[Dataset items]
• • • •

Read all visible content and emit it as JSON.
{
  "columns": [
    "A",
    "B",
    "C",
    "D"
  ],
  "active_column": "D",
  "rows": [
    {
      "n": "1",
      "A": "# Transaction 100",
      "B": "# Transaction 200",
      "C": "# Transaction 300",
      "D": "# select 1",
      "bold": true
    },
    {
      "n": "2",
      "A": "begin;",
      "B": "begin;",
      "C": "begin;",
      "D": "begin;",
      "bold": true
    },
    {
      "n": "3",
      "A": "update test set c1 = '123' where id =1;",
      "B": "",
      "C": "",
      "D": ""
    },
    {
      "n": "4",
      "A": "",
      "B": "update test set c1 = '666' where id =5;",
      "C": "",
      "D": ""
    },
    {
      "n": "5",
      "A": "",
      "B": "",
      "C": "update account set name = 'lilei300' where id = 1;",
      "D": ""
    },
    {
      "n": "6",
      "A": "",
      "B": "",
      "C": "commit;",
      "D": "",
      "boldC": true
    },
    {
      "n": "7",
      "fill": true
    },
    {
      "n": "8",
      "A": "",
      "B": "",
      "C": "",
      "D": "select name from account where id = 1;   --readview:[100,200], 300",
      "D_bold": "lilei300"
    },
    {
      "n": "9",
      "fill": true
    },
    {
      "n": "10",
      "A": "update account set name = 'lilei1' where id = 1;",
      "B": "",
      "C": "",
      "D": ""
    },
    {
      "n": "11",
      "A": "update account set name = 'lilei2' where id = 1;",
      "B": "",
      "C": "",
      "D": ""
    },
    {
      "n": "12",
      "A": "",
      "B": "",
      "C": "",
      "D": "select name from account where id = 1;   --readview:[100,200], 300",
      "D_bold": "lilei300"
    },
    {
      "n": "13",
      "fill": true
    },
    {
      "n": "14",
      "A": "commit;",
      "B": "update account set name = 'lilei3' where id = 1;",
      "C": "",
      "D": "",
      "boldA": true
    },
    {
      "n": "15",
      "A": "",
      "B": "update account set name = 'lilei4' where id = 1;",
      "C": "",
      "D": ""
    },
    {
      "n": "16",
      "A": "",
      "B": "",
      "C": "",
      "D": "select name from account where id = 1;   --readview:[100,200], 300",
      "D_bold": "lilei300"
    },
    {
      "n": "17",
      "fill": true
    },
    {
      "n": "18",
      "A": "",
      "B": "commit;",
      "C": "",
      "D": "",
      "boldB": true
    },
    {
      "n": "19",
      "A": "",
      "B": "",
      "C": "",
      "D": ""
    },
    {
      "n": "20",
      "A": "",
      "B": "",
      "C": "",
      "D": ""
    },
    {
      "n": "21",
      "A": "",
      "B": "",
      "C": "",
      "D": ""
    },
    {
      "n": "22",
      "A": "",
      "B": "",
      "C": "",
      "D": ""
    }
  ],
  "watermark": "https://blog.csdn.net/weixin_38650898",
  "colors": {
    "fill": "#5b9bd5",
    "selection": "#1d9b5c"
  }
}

• • • •

* [What the task requires] Copy all data exactly, start to finish.

* [Full answer]
Read all visible content and emit it as JSON.
{
  "columns": [
    "A",
    "B",
    "C",
    "D"
  ],
  "active_column": "D",
  "rows": [
    {
      "n": "1",
      "A": "# Transaction 100",
      "B": "# Transaction 200",
      "C": "# Transaction 300",
      "D": "# select 1",
      "bold": true
    },
    {
      "n": "2",
      "A": "begin;",
      "B": "begin;",
      "C": "begin;",
      "D": "begin;",
      "bold": true
    },
    {
      "n": "3",
      "A": "update test set c1 = '123' where id =1;",
      "B": "",
      "C": "",
      "D": ""
    },
    {
      "n": "4",
      "A": "",
      "B": "update test set c1 = '666' where id =5;",
      "C": "",
      "D": ""
    },
    {
      "n": "5",
      "A": "",
      "B": "",
      "C": "update account set name = 'lilei300' where id = 1;",
      "D": ""
    },
    {
      "n": "6",
      "A": "",
      "B": "",
      "C": "commit;",
      "D": "",
      "boldC": true
    },
    {
      "n": "7",
      "fill": true
    },
    {
      "n": "8",
      "A": "",
      "B": "",
      "C": "",
      "D": "select name from account where id = 1;   --readview:[100,200], 300",
      "D_bold": "lilei300"
    },
    {
      "n": "9",
      "fill": true
    },
    {
      "n": "10",
      "A": "update account set name = 'lilei1' where id = 1;",
      "B": "",
      "C": "",
      "D": ""
    },
    {
      "n": "11",
      "A": "update account set name = 'lilei2' where id = 1;",
      "B": "",
      "C": "",
      "D": ""
    },
    {
      "n": "12",
      "A": "",
      "B": "",
      "C": "",
      "D": "select name from account where id = 1;   --readview:[100,200], 300",
      "D_bold": "lilei300"
    },
    {
      "n": "13",
      "fill": true
    },
    {
      "n": "14",
      "A": "commit;",
      "B": "update account set name = 'lilei3' where id = 1;",
      "C": "",
      "D": "",
      "boldA": true
    },
    {
      "n": "15",
      "A": "",
      "B": "update account set name = 'lilei4' where id = 1;",
      "C": "",
      "D": ""
    },
    {
      "n": "16",
      "A": "",
      "B": "",
      "C": "",
      "D": "select name from account where id = 1;   --readview:[100,200], 300",
      "D_bold": "lilei300"
    },
    {
      "n": "17",
      "fill": true
    },
    {
      "n": "18",
      "A": "",
      "B": "commit;",
      "C": "",
      "D": "",
      "boldB": true
    },
    {
      "n": "19",
      "A": "",
      "B": "",
      "C": "",
      "D": ""
    },
    {
      "n": "20",
      "A": "",
      "B": "",
      "C": "",
      "D": ""
    },
    {
      "n": "21",
      "A": "",
      "B": "",
      "C": "",
      "D": ""
    },
    {
      "n": "22",
      "A": "",
      "B": "",
      "C": "",
      "D": ""
    }
  ],
  "watermark": "https://blog.csdn.net/weixin_38650898",
  "colors": {
    "fill": "#5b9bd5",
    "selection": "#1d9b5c"
  }
}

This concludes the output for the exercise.